::: Excerpted data :::

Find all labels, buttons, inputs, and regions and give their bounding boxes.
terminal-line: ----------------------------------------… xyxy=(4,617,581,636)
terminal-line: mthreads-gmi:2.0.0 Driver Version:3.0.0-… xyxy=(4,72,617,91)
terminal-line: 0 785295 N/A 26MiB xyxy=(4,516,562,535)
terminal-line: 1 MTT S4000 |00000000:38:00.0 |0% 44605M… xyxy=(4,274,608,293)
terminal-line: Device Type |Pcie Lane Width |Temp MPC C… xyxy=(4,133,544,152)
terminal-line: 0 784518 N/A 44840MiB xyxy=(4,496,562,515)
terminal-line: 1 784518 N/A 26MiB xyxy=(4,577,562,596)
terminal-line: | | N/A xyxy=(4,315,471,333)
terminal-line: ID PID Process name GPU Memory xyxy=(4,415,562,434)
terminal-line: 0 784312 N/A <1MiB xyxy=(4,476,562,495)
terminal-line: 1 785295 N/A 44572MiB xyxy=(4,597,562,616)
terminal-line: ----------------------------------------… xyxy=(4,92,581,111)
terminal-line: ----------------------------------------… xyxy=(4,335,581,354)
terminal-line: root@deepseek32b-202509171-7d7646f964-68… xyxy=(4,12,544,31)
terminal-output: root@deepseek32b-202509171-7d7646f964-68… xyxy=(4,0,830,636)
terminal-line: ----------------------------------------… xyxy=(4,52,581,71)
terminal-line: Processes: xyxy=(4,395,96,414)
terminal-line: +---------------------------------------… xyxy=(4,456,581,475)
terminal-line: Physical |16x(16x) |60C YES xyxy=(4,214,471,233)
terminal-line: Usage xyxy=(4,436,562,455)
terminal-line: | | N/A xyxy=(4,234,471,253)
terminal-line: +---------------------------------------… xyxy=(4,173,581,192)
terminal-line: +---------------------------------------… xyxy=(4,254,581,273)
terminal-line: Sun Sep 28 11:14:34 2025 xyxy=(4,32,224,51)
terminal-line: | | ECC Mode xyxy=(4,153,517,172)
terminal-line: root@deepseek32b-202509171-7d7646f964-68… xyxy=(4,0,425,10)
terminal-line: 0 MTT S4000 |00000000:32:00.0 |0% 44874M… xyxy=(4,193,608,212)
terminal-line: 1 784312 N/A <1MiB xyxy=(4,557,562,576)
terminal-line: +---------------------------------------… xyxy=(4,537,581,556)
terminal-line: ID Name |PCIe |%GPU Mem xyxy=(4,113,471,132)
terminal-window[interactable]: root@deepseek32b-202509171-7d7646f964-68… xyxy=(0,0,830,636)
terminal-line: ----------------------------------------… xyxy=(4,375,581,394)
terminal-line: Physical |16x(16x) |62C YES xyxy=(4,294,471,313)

:::

» **Stated exercise**
Format the listing from its first line through the line containing "terminal-line: 0 MTT" as a JSON list of strings, one string per line and blank lines omitted.

» **Output for this exercise**
[
  "Find all labels, buttons, inputs, and regions and give their bounding boxes.",
  "terminal-line: ----------------------------------------… xyxy=(4,617,581,636)",
  "terminal-line: mthreads-gmi:2.0.0 Driver Version:3.0.0-… xyxy=(4,72,617,91)",
  "terminal-line: 0 785295 N/A 26MiB xyxy=(4,516,562,535)",
  "terminal-line: 1 MTT S4000 |00000000:38:00.0 |0% 44605M… xyxy=(4,274,608,293)",
  "terminal-line: Device Type |Pcie Lane Width |Temp MPC C… xyxy=(4,133,544,152)",
  "terminal-line: 0 784518 N/A 44840MiB xyxy=(4,496,562,515)",
  "terminal-line: 1 784518 N/A 26MiB xyxy=(4,577,562,596)",
  "terminal-line: | | N/A xyxy=(4,315,471,333)",
  "terminal-line: ID PID Process name GPU Memory xyxy=(4,415,562,434)",
  "terminal-line: 0 784312 N/A <1MiB xyxy=(4,476,562,495)",
  "terminal-line: 1 785295 N/A 44572MiB xyxy=(4,597,562,616)",
  "terminal-line: ----------------------------------------… xyxy=(4,92,581,111)",
  "terminal-line: ----------------------------------------… xyxy=(4,335,581,354)",
  "terminal-line: root@deepseek32b-202509171-7d7646f964-68… xyxy=(4,12,544,31)",
  "terminal-output: root@deepseek32b-202509171-7d7646f964-68… xyxy=(4,0,830,636)",
  "terminal-line: ----------------------------------------… xyxy=(4,52,581,71)",
  "terminal-line: Processes: xyxy=(4,395,96,414)",
  "terminal-line: +---------------------------------------… xyxy=(4,456,581,475)",
  "terminal-line: Physical |16x(16x) |60C YES xyxy=(4,214,471,233)",
  "terminal-line: Usage xyxy=(4,436,562,455)",
  "terminal-line: | | N/A xyxy=(4,234,471,253)",
  "terminal-line: +---------------------------------------… xyxy=(4,173,581,192)",
  "terminal-line: +---------------------------------------… xyxy=(4,254,581,273)",
  "terminal-line: Sun Sep 28 11:14:34 2025 xyxy=(4,32,224,51)",
  "terminal-line: | | ECC Mode xyxy=(4,153,517,172)",
  "terminal-line: root@deepseek32b-202509171-7d7646f964-68… xyxy=(4,0,425,10)",
  "terminal-line: 0 MTT S4000 |00000000:32:00.0 |0% 44874M… xyxy=(4,193,608,212)"
]